[Entries with figure data]
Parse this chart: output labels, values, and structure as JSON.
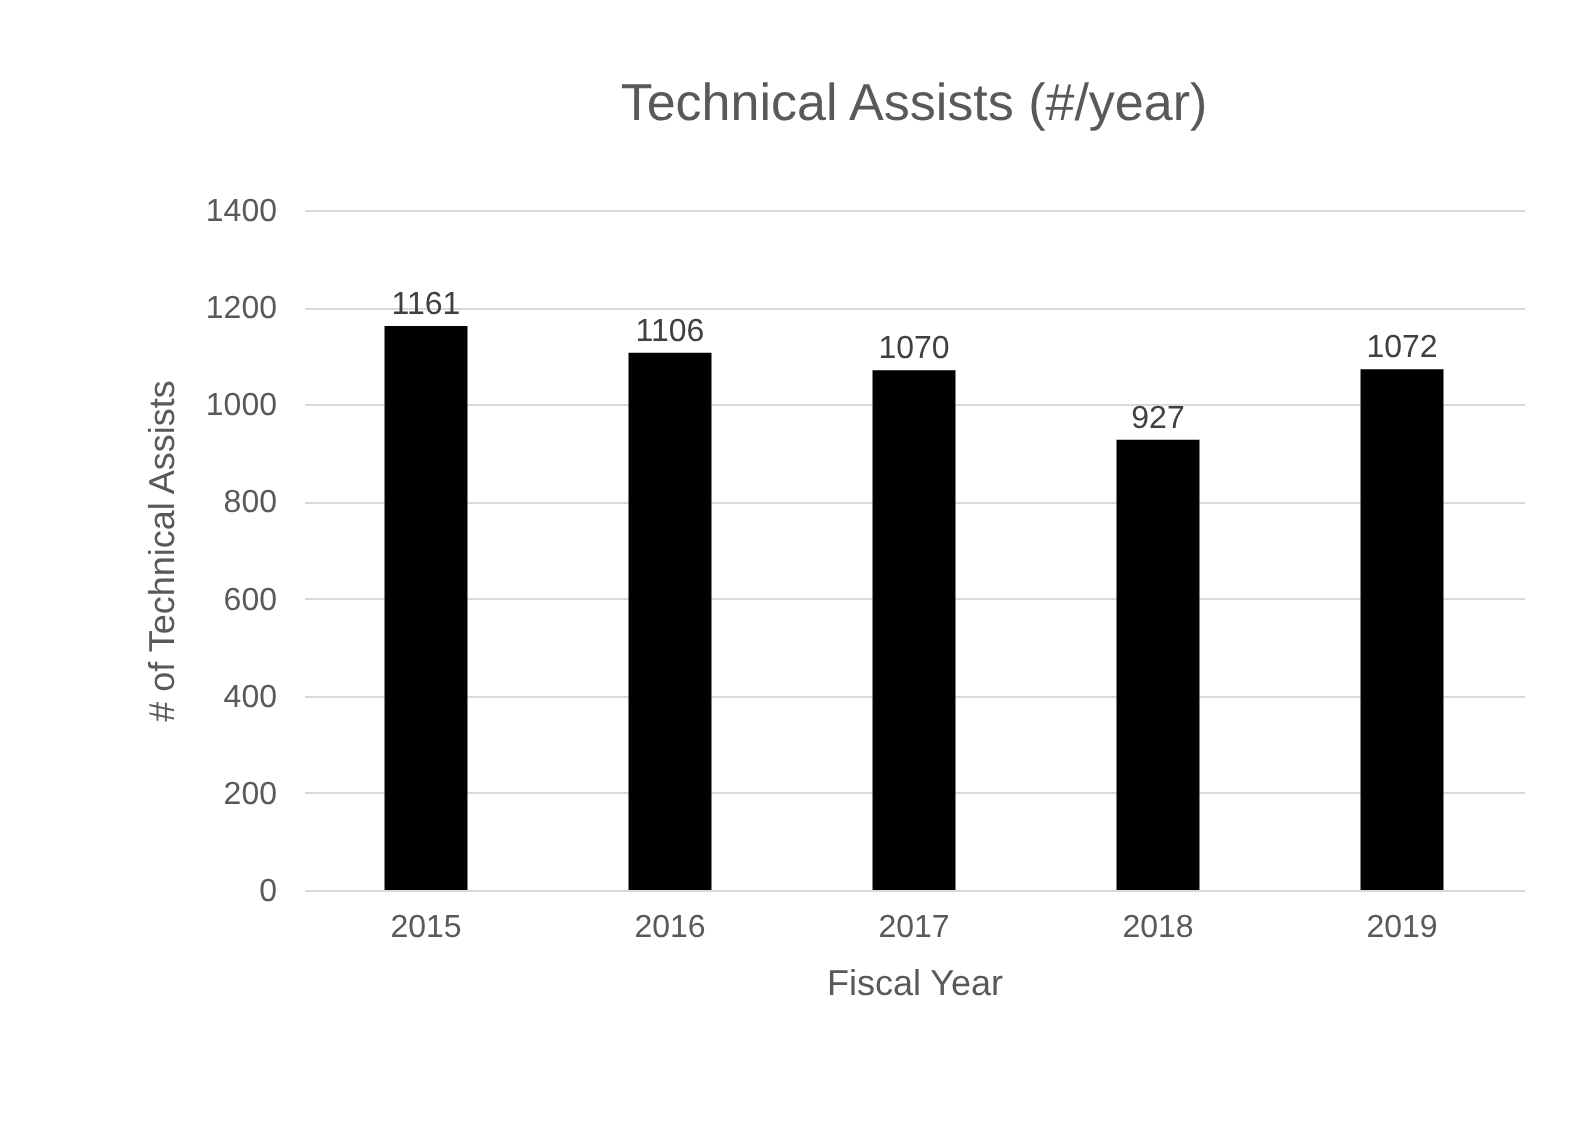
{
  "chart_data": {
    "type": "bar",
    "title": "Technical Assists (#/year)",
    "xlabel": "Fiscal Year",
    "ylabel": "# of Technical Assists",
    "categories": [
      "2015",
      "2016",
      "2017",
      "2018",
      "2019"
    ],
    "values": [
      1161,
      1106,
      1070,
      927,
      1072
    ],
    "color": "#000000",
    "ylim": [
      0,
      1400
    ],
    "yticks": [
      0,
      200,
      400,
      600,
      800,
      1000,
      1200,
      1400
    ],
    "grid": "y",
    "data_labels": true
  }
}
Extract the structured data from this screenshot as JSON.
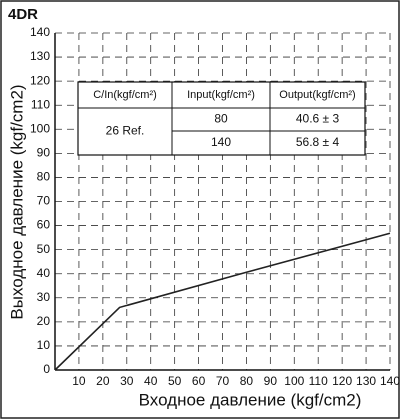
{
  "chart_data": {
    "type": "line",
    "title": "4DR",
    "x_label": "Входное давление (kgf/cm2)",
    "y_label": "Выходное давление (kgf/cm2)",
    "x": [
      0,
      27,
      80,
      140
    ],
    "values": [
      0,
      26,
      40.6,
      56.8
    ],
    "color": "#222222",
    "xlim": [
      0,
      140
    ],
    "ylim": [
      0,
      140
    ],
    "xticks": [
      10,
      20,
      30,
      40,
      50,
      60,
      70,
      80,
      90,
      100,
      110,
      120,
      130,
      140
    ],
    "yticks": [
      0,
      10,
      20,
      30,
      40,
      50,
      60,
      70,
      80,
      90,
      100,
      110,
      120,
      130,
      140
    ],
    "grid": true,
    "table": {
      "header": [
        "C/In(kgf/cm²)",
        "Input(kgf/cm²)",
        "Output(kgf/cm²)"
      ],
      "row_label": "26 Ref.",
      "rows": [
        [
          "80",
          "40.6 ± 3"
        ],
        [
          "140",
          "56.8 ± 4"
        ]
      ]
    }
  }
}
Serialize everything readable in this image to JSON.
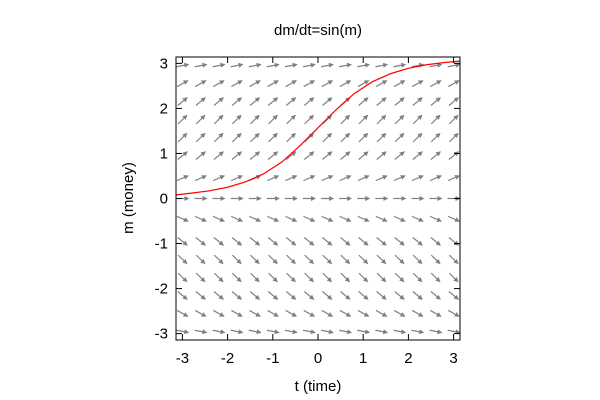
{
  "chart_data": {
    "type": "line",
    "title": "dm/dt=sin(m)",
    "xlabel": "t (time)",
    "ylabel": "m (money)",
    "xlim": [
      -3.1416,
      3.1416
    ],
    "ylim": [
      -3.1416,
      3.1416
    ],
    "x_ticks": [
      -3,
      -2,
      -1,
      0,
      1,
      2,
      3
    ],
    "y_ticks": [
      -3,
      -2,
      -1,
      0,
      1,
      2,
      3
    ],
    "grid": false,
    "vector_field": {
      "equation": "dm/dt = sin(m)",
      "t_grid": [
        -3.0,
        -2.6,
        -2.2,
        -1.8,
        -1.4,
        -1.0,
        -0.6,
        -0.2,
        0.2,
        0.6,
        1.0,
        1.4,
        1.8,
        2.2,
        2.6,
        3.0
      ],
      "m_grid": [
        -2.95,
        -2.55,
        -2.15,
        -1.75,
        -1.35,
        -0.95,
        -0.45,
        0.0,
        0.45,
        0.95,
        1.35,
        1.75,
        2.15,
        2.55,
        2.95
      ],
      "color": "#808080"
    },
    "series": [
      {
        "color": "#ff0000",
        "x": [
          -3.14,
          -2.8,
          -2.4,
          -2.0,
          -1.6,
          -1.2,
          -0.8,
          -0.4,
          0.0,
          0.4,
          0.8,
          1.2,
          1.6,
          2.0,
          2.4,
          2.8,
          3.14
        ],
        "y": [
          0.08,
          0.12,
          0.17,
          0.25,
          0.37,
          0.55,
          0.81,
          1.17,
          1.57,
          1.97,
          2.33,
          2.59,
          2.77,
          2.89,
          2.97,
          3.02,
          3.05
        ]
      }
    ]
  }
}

--

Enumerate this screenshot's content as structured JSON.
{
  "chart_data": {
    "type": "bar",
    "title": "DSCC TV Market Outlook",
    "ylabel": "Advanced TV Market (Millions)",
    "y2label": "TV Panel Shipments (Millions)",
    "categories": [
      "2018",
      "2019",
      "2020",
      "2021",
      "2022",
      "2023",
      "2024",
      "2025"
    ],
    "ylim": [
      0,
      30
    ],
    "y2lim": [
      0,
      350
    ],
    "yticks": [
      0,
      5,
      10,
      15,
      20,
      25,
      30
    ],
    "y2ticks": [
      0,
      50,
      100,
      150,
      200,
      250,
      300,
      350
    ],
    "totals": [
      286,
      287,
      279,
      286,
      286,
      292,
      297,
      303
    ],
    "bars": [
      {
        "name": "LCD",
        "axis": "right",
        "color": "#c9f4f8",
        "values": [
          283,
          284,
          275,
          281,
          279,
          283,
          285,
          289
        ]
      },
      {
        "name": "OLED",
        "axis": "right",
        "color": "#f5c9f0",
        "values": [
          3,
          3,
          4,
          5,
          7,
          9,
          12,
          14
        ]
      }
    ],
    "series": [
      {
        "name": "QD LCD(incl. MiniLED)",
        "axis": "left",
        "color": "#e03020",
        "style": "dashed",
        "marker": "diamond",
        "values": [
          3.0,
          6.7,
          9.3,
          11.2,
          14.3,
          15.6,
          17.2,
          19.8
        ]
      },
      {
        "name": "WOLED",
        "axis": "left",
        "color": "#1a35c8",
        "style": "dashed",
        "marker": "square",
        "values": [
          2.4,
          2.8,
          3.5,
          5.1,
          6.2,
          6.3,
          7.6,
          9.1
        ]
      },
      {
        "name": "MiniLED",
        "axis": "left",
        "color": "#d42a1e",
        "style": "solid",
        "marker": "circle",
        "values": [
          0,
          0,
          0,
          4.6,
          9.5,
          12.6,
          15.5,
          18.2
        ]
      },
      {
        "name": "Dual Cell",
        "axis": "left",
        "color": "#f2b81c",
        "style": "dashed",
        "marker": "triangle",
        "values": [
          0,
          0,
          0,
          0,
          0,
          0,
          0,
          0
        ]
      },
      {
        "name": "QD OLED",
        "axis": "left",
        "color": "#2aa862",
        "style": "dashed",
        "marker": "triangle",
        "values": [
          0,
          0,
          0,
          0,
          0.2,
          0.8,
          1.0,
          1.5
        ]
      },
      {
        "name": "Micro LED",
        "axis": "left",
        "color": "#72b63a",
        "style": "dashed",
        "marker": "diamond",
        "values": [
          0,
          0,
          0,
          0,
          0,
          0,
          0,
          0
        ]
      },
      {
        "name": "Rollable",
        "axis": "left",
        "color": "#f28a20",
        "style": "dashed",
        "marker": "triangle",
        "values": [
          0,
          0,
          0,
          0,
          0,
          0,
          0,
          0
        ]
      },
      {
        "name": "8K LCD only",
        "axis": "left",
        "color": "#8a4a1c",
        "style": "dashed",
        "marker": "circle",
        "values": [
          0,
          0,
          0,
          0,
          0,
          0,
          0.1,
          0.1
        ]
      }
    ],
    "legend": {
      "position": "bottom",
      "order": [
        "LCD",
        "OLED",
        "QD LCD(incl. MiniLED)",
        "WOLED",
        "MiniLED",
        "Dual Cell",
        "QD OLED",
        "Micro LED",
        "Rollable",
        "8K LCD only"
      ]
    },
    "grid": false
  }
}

**Written problem**
Copy each line above containing the string "давление".

**Solution**
    "x_label": "Входное давление (kgf/cm2)",
    "y_label": "Выходное давление (kgf/cm2)",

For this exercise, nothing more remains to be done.